* **AVAILABLE DATA**
§ §
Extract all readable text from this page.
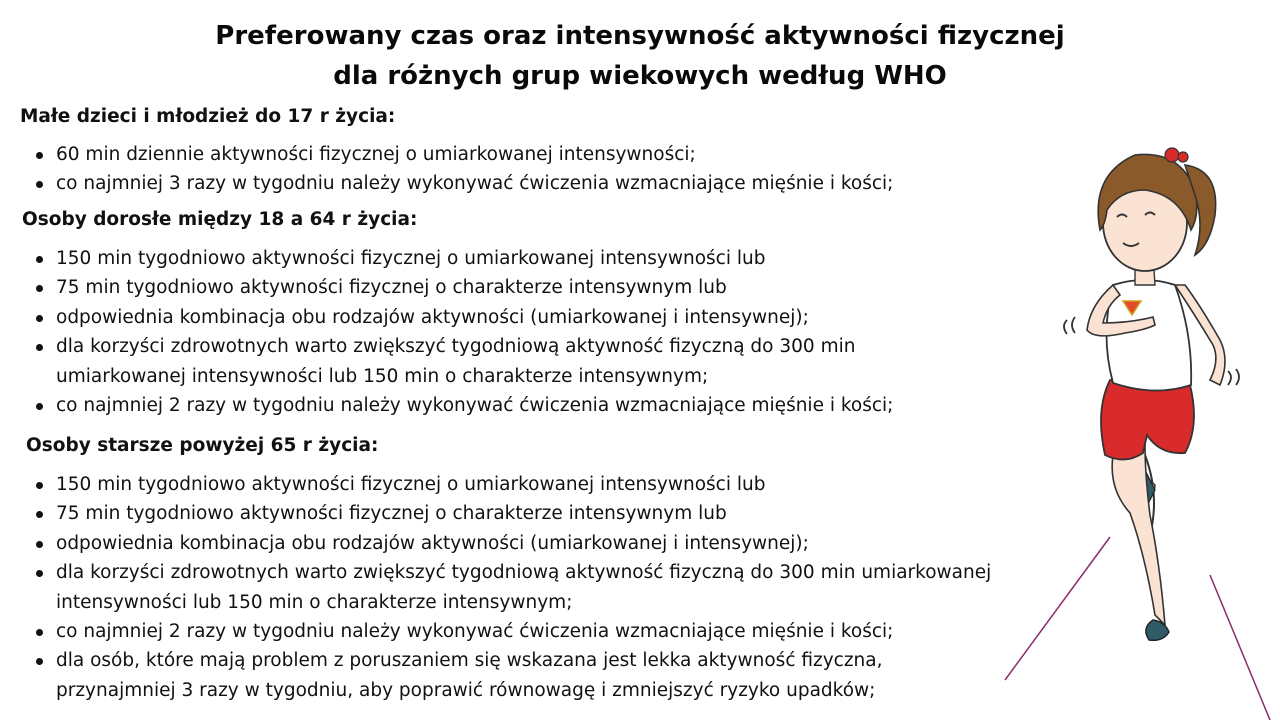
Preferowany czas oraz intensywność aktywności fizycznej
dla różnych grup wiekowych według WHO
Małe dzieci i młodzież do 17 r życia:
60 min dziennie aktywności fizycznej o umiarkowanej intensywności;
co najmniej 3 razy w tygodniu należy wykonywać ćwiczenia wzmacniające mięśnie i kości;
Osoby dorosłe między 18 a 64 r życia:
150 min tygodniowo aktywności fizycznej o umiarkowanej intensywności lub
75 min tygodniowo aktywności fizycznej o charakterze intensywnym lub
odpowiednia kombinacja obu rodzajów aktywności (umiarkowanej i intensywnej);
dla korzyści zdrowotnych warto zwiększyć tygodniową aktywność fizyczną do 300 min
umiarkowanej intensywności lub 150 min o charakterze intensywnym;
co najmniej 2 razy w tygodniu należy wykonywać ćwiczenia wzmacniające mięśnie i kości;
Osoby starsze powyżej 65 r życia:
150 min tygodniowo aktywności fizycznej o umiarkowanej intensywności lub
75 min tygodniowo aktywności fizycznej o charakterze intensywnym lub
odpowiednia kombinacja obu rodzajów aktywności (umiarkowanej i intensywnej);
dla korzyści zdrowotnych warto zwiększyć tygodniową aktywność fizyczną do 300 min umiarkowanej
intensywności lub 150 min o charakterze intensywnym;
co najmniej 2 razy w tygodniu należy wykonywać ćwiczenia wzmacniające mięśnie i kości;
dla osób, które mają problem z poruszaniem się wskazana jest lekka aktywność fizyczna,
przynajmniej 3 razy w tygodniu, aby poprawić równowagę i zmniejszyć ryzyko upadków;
§ §
* **WHAT THE EXERCISE ASKS**
Omit the pictures and give the material again, exactly and in full.

* **EXERCISE RESPONSE**
Extract all readable text from this page.
Preferowany czas oraz intensywność aktywności fizycznej
dla różnych grup wiekowych według WHO
Małe dzieci i młodzież do 17 r życia:
60 min dziennie aktywności fizycznej o umiarkowanej intensywności;
co najmniej 3 razy w tygodniu należy wykonywać ćwiczenia wzmacniające mięśnie i kości;
Osoby dorosłe między 18 a 64 r życia:
150 min tygodniowo aktywności fizycznej o umiarkowanej intensywności lub
75 min tygodniowo aktywności fizycznej o charakterze intensywnym lub
odpowiednia kombinacja obu rodzajów aktywności (umiarkowanej i intensywnej);
dla korzyści zdrowotnych warto zwiększyć tygodniową aktywność fizyczną do 300 min
umiarkowanej intensywności lub 150 min o charakterze intensywnym;
co najmniej 2 razy w tygodniu należy wykonywać ćwiczenia wzmacniające mięśnie i kości;
Osoby starsze powyżej 65 r życia:
150 min tygodniowo aktywności fizycznej o umiarkowanej intensywności lub
75 min tygodniowo aktywności fizycznej o charakterze intensywnym lub
odpowiednia kombinacja obu rodzajów aktywności (umiarkowanej i intensywnej);
dla korzyści zdrowotnych warto zwiększyć tygodniową aktywność fizyczną do 300 min umiarkowanej
intensywności lub 150 min o charakterze intensywnym;
co najmniej 2 razy w tygodniu należy wykonywać ćwiczenia wzmacniające mięśnie i kości;
dla osób, które mają problem z poruszaniem się wskazana jest lekka aktywność fizyczna,
przynajmniej 3 razy w tygodniu, aby poprawić równowagę i zmniejszyć ryzyko upadków;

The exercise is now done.